(Saved entries)
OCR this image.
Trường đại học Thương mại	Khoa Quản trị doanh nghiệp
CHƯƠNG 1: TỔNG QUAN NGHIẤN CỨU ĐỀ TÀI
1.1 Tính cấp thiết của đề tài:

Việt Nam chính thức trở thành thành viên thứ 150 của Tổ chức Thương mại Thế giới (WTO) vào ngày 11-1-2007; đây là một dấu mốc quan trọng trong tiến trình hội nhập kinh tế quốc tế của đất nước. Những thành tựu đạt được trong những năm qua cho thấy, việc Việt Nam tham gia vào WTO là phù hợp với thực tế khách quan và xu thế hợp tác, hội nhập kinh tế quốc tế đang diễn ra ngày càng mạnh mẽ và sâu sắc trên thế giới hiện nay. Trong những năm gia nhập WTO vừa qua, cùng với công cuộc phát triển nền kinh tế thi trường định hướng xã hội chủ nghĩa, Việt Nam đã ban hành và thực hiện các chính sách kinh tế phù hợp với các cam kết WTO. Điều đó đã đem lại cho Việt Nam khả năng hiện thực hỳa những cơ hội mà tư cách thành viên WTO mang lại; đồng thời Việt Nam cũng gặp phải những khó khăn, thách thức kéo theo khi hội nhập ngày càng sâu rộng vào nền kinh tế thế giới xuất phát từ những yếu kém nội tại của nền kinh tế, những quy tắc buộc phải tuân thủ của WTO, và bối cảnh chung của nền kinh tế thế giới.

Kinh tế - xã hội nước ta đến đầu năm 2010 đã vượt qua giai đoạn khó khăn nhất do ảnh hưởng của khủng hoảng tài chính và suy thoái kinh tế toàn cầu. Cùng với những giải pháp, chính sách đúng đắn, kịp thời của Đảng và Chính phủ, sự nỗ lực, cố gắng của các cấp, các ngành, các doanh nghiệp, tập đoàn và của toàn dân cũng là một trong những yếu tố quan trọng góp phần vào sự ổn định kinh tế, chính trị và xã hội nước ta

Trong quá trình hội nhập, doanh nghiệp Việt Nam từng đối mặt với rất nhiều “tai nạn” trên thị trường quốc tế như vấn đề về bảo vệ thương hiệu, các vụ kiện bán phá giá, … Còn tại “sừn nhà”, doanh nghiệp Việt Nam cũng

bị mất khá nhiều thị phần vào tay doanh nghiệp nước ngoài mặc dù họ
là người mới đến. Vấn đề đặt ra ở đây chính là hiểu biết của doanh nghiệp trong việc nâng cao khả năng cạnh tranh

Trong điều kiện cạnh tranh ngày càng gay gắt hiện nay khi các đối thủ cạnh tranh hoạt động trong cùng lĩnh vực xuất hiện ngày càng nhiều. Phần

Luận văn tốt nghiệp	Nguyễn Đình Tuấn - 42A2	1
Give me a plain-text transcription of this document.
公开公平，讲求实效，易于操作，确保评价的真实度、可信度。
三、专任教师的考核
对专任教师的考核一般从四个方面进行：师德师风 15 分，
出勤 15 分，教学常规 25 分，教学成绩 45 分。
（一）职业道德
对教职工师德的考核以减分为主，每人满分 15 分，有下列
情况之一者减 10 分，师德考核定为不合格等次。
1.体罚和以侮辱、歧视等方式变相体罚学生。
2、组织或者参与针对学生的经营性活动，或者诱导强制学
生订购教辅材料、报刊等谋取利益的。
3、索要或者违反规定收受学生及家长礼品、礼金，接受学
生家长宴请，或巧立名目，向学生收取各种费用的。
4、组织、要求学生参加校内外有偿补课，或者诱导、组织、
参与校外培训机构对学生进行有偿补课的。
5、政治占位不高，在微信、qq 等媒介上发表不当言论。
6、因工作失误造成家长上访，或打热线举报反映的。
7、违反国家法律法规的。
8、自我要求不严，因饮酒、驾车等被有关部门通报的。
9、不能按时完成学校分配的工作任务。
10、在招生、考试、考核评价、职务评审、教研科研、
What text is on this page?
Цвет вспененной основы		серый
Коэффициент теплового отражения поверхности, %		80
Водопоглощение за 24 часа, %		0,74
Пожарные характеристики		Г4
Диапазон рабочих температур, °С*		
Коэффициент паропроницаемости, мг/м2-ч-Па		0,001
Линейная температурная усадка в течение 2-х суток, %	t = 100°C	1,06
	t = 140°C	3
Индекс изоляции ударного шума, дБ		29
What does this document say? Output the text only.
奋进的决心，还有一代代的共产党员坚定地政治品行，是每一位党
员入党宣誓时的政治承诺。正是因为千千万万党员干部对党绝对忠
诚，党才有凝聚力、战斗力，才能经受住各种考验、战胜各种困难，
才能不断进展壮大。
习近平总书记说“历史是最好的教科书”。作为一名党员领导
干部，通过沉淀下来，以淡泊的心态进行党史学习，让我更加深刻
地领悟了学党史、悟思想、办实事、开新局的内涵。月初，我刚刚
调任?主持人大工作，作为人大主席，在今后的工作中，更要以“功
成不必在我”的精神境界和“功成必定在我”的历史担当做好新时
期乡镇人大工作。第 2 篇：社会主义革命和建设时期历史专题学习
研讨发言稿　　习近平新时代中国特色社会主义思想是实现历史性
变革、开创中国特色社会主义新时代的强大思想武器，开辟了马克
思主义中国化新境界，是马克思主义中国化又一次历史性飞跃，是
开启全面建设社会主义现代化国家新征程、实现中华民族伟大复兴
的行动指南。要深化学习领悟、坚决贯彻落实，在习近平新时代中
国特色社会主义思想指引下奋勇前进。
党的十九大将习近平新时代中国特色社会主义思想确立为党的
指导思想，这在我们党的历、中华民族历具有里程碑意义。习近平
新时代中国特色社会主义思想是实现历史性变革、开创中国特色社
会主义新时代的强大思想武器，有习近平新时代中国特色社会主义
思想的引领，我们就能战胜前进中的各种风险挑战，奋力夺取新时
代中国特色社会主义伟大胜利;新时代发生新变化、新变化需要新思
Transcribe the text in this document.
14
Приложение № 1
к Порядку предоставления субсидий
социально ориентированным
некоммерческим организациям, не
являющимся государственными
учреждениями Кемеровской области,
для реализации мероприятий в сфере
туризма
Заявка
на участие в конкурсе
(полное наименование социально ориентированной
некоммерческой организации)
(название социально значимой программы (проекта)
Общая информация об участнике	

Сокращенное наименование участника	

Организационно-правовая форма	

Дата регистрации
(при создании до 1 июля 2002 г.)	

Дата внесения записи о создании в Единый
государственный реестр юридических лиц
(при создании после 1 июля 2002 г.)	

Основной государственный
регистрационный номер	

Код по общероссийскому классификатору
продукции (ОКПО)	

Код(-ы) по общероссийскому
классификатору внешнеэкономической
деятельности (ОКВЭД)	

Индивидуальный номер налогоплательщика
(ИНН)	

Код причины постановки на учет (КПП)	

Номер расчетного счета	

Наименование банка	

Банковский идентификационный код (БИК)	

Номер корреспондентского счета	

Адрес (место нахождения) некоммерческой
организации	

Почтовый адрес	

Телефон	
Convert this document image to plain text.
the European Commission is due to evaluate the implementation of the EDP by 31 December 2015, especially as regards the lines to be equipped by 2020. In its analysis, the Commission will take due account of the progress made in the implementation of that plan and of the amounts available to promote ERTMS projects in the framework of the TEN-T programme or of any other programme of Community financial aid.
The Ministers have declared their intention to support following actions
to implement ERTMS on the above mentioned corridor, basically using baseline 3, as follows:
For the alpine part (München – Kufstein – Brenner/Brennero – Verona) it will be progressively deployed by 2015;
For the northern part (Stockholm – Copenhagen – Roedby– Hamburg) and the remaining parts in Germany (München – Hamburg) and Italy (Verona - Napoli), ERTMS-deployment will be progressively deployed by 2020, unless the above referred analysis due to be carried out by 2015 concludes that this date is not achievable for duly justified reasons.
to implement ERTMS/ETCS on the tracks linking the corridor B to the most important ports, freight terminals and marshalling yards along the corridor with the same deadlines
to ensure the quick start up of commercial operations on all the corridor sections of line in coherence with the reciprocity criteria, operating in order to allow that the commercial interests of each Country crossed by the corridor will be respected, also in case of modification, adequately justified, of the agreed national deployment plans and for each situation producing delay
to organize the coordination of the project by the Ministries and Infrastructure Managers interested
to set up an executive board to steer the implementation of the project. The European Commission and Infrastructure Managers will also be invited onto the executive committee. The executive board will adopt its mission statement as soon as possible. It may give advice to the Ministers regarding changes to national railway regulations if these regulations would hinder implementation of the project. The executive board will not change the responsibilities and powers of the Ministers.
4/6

> _REQUIREMENT_:
Search the lines above for the string "with" and copy each line that has it.

> _WORKED ANSWER_:
to implement ERTMS/ETCS on the tracks linking the corridor B to the most important ports, freight terminals and marshalling yards along the corridor with the same deadlines
to ensure the quick start up of commercial operations on all the corridor sections of line in coherence with the reciprocity criteria, operating in order to allow that the commercial interests of each Country crossed by the corridor will be respected, also in case of modification, adequately justified, of the agreed national deployment plans and for each situation producing delay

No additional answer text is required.